DIRECTION: Make an exact copy of the entries below.
------------
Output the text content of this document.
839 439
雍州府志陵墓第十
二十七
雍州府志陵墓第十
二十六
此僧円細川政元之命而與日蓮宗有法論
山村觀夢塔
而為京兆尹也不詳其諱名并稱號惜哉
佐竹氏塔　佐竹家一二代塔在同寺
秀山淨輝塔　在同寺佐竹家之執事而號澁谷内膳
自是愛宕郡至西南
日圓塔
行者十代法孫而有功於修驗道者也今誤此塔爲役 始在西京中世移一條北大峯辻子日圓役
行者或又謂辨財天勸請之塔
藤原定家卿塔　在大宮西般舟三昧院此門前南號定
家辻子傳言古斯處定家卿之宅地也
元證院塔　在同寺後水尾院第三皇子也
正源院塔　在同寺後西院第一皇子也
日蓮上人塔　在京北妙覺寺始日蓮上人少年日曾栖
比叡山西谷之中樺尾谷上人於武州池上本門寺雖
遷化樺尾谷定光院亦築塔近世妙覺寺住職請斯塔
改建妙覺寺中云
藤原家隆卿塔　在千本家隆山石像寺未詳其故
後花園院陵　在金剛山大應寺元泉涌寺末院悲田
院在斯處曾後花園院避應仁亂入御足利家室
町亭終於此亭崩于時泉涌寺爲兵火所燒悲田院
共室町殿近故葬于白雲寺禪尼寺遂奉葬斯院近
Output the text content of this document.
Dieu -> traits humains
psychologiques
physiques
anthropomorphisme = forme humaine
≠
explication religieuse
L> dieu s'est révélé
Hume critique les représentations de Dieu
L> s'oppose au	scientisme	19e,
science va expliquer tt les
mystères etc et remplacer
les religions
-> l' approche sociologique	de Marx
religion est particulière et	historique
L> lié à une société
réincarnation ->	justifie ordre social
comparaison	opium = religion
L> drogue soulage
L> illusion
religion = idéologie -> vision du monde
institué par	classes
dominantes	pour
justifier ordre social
------------
ANSWER FOR THE TASK:
Output the text content of this document.
839 439
雍州府志陵墓第十
二十七
雍州府志陵墓第十
二十六
此僧円細川政元之命而與日蓮宗有法論
山村觀夢塔
而為京兆尹也不詳其諱名并稱號惜哉
佐竹氏塔　佐竹家一二代塔在同寺
秀山淨輝塔　在同寺佐竹家之執事而號澁谷内膳
自是愛宕郡至西南
日圓塔
行者十代法孫而有功於修驗道者也今誤此塔爲役 始在西京中世移一條北大峯辻子日圓役
行者或又謂辨財天勸請之塔
藤原定家卿塔　在大宮西般舟三昧院此門前南號定
家辻子傳言古斯處定家卿之宅地也
元證院塔　在同寺後水尾院第三皇子也
正源院塔　在同寺後西院第一皇子也
日蓮上人塔　在京北妙覺寺始日蓮上人少年日曾栖
比叡山西谷之中樺尾谷上人於武州池上本門寺雖
遷化樺尾谷定光院亦築塔近世妙覺寺住職請斯塔
改建妙覺寺中云
藤原家隆卿塔　在千本家隆山石像寺未詳其故
後花園院陵　在金剛山大應寺元泉涌寺末院悲田
院在斯處曾後花園院避應仁亂入御足利家室
町亭終於此亭崩于時泉涌寺爲兵火所燒悲田院
共室町殿近故葬于白雲寺禪尼寺遂奉葬斯院近
Output the text content of this document.
Dieu -> traits humains
psychologiques
physiques
anthropomorphisme = forme humaine
≠
explication religieuse
L> dieu s'est révélé
Hume critique les représentations de Dieu
L> s'oppose au	scientisme	19e,
science va expliquer tt les
mystères etc et remplacer
les religions
-> l' approche sociologique	de Marx
religion est particulière et	historique
L> lié à une société
réincarnation ->	justifie ordre social
comparaison	opium = religion
L> drogue soulage
L> illusion
religion = idéologie -> vision du monde
institué par	classes
dominantes	pour
justifier ordre social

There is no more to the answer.